**WORK INSTRUCTIONS**
Find the lines below holding the word "prevención" and copy each of them.
=== Section Start ===
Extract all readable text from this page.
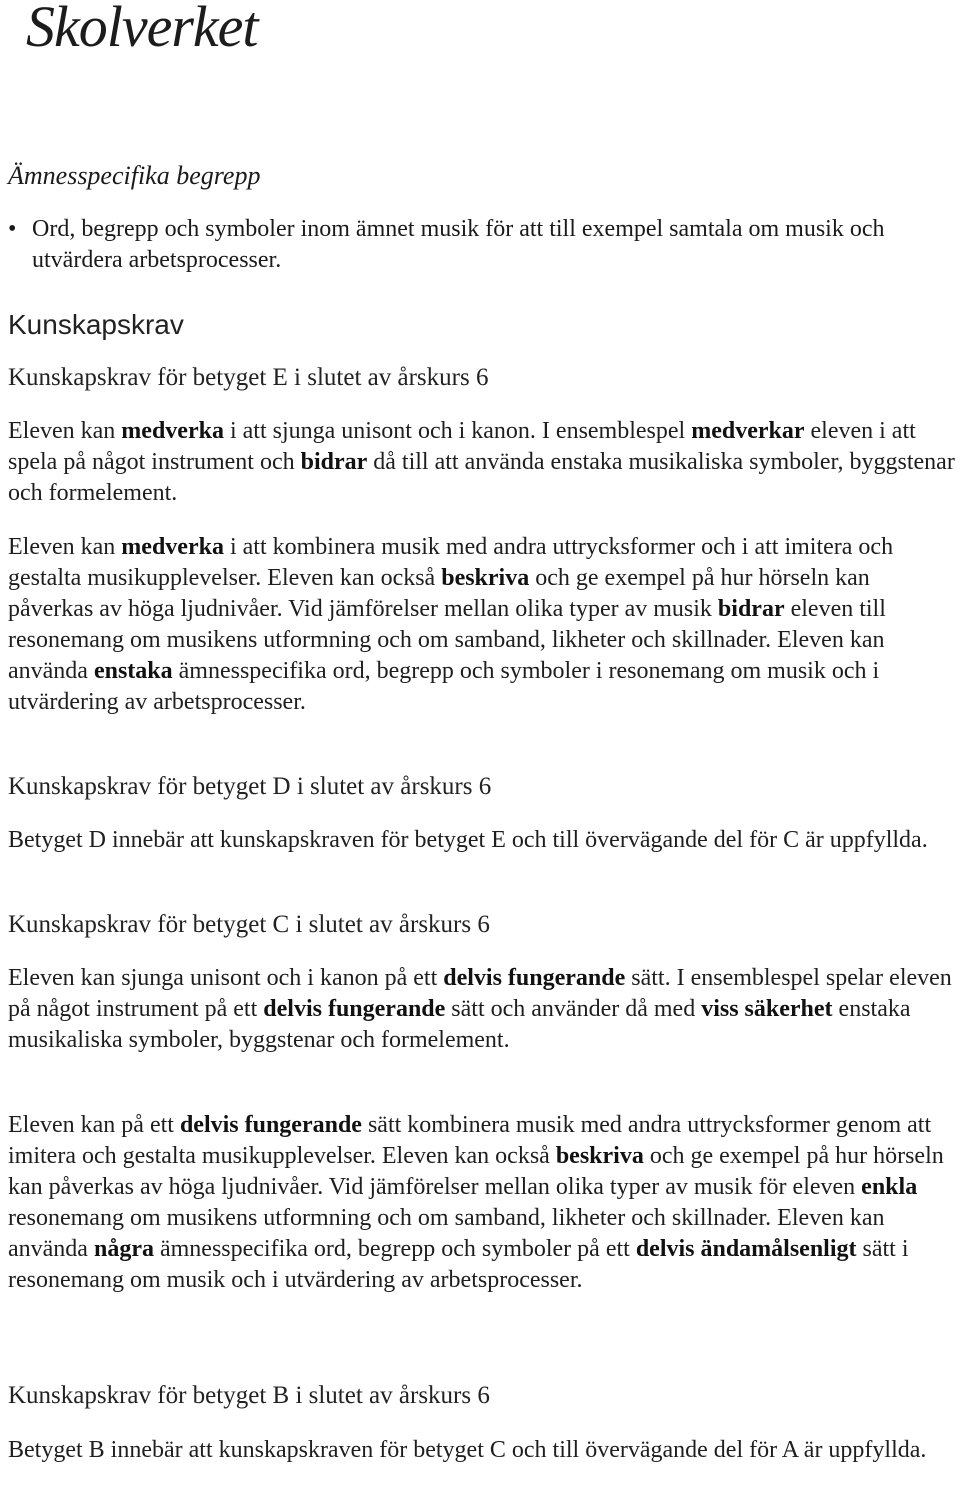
Skolverket
Ämnesspecifika begrepp
• Ord, begrepp och symboler inom ämnet musik för att till exempel samtala om musik och utvärdera arbetsprocesser.
Kunskapskrav
Kunskapskrav för betyget E i slutet av årskurs 6
Eleven kan medverka i att sjunga unisont och i kanon. I ensemblespel medverkar eleven i att spela på något instrument och bidrar då till att använda enstaka musikaliska symboler, byggstenar och formelement.
Eleven kan medverka i att kombinera musik med andra uttrycksformer och i att imitera och gestalta musikupplevelser. Eleven kan också beskriva och ge exempel på hur hörseln kan påverkas av höga ljudnivåer. Vid jämförelser mellan olika typer av musik bidrar eleven till resonemang om musikens utformning och om samband, likheter och skillnader. Eleven kan använda enstaka ämnesspecifika ord, begrepp och symboler i resonemang om musik och i utvärdering av arbetsprocesser.
Kunskapskrav för betyget D i slutet av årskurs 6
Betyget D innebär att kunskapskraven för betyget E och till övervägande del för C är uppfyllda.
Kunskapskrav för betyget C i slutet av årskurs 6
Eleven kan sjunga unisont och i kanon på ett delvis fungerande sätt. I ensemblespel spelar eleven på något instrument på ett delvis fungerande sätt och använder då med viss säkerhet enstaka musikaliska symboler, byggstenar och formelement.
Eleven kan på ett delvis fungerande sätt kombinera musik med andra uttrycksformer genom att imitera och gestalta musikupplevelser. Eleven kan också beskriva och ge exempel på hur hörseln kan påverkas av höga ljudnivåer. Vid jämförelser mellan olika typer av musik för eleven enkla resonemang om musikens utformning och om samband, likheter och skillnader. Eleven kan använda några ämnesspecifika ord, begrepp och symboler på ett delvis ändamålsenligt sätt i resonemang om musik och i utvärdering av arbetsprocesser.
Kunskapskrav för betyget B i slutet av årskurs 6
Betyget B innebär att kunskapskraven för betyget C och till övervägande del för A är uppfyllda.
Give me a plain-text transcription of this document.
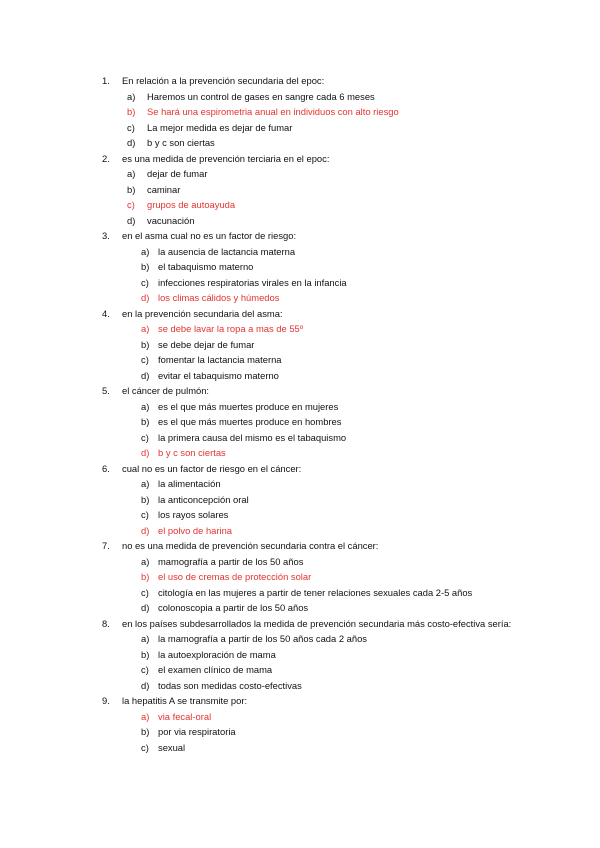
1. En relación a la prevención secundaria del epoc:
a) Haremos un control de gases en sangre cada 6 meses
b) Se hará una espirometria anual en individuos con alto riesgo
c) La mejor medida es dejar de fumar
d) b y c son ciertas
2. es una medida de prevención terciaria en el epoc:
a) dejar de fumar
b) caminar
c) grupos de autoayuda
d) vacunación
3. en el asma cual no es un factor de riesgo:
a) la ausencia de lactancia materna
b) el tabaquismo materno
c) infecciones respiratorias virales en la infancia
d) los climas cálidos y húmedos
4. en la prevención secundaria del asma:
a) se debe lavar la ropa a mas de 55º
b) se debe dejar de fumar
c) fomentar la lactancia materna
d) evitar el tabaquismo materno
5. el cáncer de pulmón:
a) es el que más muertes produce en mujeres
b) es el que más muertes produce en hombres
c) la primera causa del mismo es el tabaquismo
d) b y c son ciertas
6. cual no es un factor de riesgo en el cáncer:
a) la alimentación
b) la anticoncepción oral
c) los rayos solares
d) el polvo de harina
7. no es una medida de prevención secundaria contra el cáncer:
a) mamografía a partir de los 50 años
b) el uso de cremas de protección solar
c) citología en las mujeres a partir de tener relaciones sexuales cada 2-5 años
d) colonoscopia a partir de los 50 años
8. en los países subdesarrollados la medida de prevención secundaria más costo-efectiva sería:
a) la mamografía a partir de los 50 años cada 2 años
b) la autoexploración de mama
c) el examen clínico de mama
d) todas son medidas costo-efectivas
9. la hepatitis A se transmite por:
a) via fecal-oral
b) por via respiratoria
c) sexual
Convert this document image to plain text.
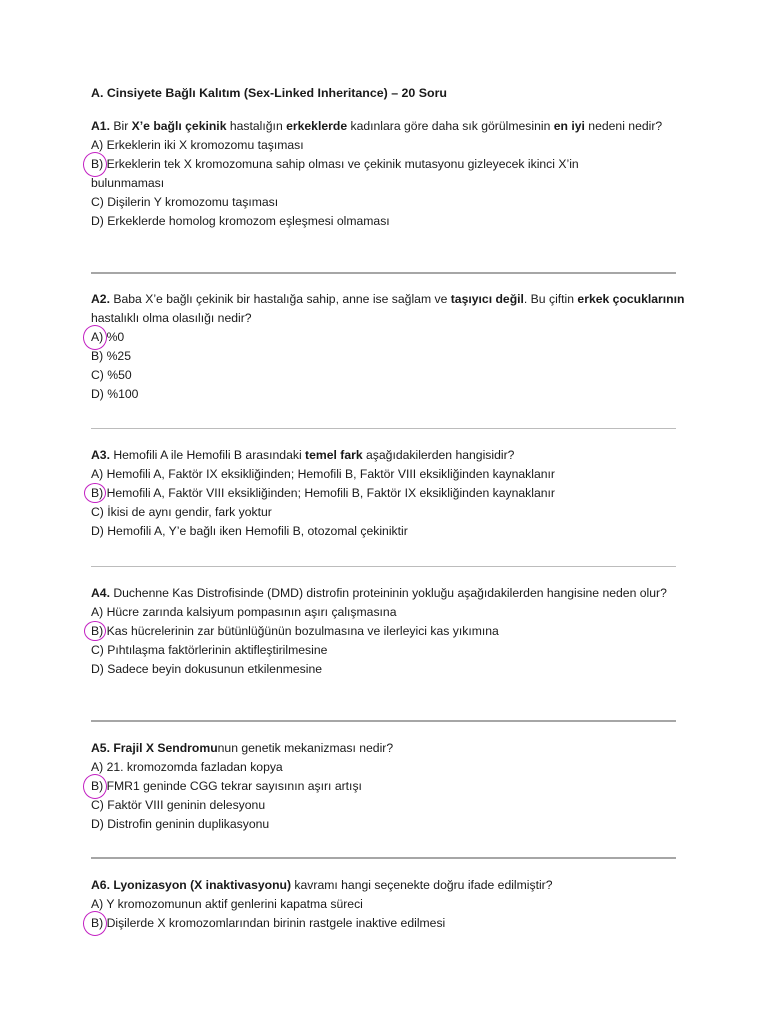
A. Cinsiyete Bağlı Kalıtım (Sex-Linked Inheritance) – 20 Soru

A1. Bir X’e bağlı çekinik hastalığın erkeklerde kadınlara göre daha sık görülmesinin en iyi nedeni nedir?

A) Erkeklerin iki X kromozomu taşıması
B) Erkeklerin tek X kromozomuna sahip olması ve çekinik mutasyonu gizleyecek ikinci X’in
bulunmaması
C) Dişilerin Y kromozomu taşıması
D) Erkeklerde homolog kromozom eşleşmesi olmaması

A2. Baba X’e bağlı çekinik bir hastalığa sahip, anne ise sağlam ve taşıyıcı değil. Bu çiftin erkek çocuklarının hastalıklı olma olasılığı nedir?

A) %0
B) %25
C) %50
D) %100

A3. Hemofili A ile Hemofili B arasındaki temel fark aşağıdakilerden hangisidir?

A) Hemofili A, Faktör IX eksikliğinden; Hemofili B, Faktör VIII eksikliğinden kaynaklanır
B) Hemofili A, Faktör VIII eksikliğinden; Hemofili B, Faktör IX eksikliğinden kaynaklanır
C) İkisi de aynı gendir, fark yoktur
D) Hemofili A, Y’e bağlı iken Hemofili B, otozomal çekiniktir

A4. Duchenne Kas Distrofisinde (DMD) distrofin proteininin yokluğu aşağıdakilerden hangisine neden olur?

A) Hücre zarında kalsiyum pompasının aşırı çalışmasına
B) Kas hücrelerinin zar bütünlüğünün bozulmasına ve ilerleyici kas yıkımına
C) Pıhtılaşma faktörlerinin aktifleştirilmesine
D) Sadece beyin dokusunun etkilenmesine

A5. Frajil X Sendromunun genetik mekanizması nedir?

A) 21. kromozomda fazladan kopya
B) FMR1 geninde CGG tekrar sayısının aşırı artışı
C) Faktör VIII geninin delesyonu
D) Distrofin geninin duplikasyonu

A6. Lyonizasyon (X inaktivasyonu) kavramı hangi seçenekte doğru ifade edilmiştir?

A) Y kromozomunun aktif genlerini kapatma süreci
B) Dişilerde X kromozomlarından birinin rastgele inaktive edilmesi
=== Section End ===
**SOLUTION FOR THIS PROBLEM**
1. En relación a la prevención secundaria del epoc:
2. es una medida de prevención terciaria en el epoc:
4. en la prevención secundaria del asma:
7. no es una medida de prevención secundaria contra el cáncer:
8. en los países subdesarrollados la medida de prevención secundaria más costo-efectiva sería:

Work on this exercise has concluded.